Look through the data below and work out how many lines contain the string "Check". Give the number alone.

(Stored data)
•••

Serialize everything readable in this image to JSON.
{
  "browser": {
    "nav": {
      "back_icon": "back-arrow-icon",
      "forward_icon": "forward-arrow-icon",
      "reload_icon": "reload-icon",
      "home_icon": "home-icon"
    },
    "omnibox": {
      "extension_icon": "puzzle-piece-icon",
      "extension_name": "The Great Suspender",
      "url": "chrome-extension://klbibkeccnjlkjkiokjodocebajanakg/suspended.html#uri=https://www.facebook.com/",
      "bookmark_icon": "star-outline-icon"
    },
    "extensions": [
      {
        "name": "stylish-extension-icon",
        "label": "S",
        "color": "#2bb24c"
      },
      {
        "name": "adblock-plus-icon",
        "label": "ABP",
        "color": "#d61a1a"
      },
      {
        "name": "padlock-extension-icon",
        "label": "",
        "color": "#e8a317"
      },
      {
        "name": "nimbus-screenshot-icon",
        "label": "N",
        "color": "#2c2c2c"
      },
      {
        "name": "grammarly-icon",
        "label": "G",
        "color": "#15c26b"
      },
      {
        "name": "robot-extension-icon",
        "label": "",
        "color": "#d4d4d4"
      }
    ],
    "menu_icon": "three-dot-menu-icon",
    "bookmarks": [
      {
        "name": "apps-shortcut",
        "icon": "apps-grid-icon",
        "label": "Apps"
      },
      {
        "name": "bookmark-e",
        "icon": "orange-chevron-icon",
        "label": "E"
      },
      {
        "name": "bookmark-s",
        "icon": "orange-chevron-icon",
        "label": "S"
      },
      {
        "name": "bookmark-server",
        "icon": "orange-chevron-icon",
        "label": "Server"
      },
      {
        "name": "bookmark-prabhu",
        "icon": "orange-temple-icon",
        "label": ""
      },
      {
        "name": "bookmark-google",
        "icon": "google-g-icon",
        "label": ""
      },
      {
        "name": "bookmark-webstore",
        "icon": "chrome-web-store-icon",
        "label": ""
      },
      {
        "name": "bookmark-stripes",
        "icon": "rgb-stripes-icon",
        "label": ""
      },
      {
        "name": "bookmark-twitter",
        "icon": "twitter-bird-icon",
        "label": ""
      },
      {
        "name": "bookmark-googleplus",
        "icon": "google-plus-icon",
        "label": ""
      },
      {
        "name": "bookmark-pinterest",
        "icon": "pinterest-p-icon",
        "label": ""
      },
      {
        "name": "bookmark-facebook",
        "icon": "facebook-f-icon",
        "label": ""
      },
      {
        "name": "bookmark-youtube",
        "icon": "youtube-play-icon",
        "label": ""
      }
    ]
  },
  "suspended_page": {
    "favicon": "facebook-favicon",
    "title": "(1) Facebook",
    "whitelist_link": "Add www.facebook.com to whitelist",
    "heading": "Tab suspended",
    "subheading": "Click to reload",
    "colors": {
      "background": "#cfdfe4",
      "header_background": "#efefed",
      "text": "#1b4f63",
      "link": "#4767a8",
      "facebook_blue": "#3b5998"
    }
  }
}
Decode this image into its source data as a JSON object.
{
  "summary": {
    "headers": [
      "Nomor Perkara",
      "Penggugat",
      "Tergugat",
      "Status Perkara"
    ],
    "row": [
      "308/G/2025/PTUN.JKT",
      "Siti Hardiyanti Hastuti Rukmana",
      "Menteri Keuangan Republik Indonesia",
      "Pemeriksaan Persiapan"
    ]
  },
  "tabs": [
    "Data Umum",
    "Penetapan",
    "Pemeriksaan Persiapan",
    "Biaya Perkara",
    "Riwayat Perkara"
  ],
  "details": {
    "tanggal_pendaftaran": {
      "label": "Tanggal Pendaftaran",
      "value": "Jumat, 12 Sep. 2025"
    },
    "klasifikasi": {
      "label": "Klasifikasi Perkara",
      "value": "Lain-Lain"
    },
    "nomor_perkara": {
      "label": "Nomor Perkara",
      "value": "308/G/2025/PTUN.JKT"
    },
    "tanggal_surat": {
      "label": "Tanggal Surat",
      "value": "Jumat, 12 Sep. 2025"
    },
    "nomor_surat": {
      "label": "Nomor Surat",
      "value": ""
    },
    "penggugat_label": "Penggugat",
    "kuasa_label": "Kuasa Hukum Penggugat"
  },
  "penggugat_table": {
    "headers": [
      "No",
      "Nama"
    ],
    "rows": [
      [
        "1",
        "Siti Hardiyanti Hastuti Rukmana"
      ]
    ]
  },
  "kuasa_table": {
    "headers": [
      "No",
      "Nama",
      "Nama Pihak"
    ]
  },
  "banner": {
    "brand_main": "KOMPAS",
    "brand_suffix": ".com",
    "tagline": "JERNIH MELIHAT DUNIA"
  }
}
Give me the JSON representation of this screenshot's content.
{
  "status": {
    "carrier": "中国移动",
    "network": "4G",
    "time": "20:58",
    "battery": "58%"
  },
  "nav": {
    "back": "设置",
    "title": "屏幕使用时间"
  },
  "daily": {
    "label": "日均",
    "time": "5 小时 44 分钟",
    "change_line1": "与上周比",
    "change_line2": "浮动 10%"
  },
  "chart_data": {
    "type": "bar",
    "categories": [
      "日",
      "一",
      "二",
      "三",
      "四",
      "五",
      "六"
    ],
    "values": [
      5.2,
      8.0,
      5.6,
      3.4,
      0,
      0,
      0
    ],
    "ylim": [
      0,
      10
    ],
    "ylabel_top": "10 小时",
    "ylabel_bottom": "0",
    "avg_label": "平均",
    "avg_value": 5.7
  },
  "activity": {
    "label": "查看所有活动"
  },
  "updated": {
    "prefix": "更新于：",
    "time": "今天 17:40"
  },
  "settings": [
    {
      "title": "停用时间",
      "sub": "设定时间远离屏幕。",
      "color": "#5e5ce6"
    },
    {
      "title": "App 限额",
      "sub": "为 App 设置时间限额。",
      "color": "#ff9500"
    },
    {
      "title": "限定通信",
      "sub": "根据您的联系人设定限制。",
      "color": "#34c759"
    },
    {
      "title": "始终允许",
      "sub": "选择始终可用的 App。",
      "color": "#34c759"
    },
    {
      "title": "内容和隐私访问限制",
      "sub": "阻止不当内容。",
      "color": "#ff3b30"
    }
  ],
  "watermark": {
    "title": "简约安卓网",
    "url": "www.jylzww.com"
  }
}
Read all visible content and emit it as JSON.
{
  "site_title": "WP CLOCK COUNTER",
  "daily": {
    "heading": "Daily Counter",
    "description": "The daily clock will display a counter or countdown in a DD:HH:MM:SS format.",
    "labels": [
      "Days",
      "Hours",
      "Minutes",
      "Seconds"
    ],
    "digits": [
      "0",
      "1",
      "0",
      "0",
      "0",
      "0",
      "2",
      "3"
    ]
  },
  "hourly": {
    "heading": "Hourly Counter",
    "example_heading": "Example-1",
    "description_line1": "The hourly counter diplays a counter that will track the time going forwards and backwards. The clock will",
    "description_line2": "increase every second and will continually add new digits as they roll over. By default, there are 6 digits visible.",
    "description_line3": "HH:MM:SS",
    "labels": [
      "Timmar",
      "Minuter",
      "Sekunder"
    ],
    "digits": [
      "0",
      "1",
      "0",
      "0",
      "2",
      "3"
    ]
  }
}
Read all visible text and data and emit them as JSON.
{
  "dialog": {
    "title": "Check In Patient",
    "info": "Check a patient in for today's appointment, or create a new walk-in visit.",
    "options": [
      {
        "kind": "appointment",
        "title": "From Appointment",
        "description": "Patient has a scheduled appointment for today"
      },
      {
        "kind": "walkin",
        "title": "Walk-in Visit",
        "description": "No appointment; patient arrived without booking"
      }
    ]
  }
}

•••

__Result of this task__.
2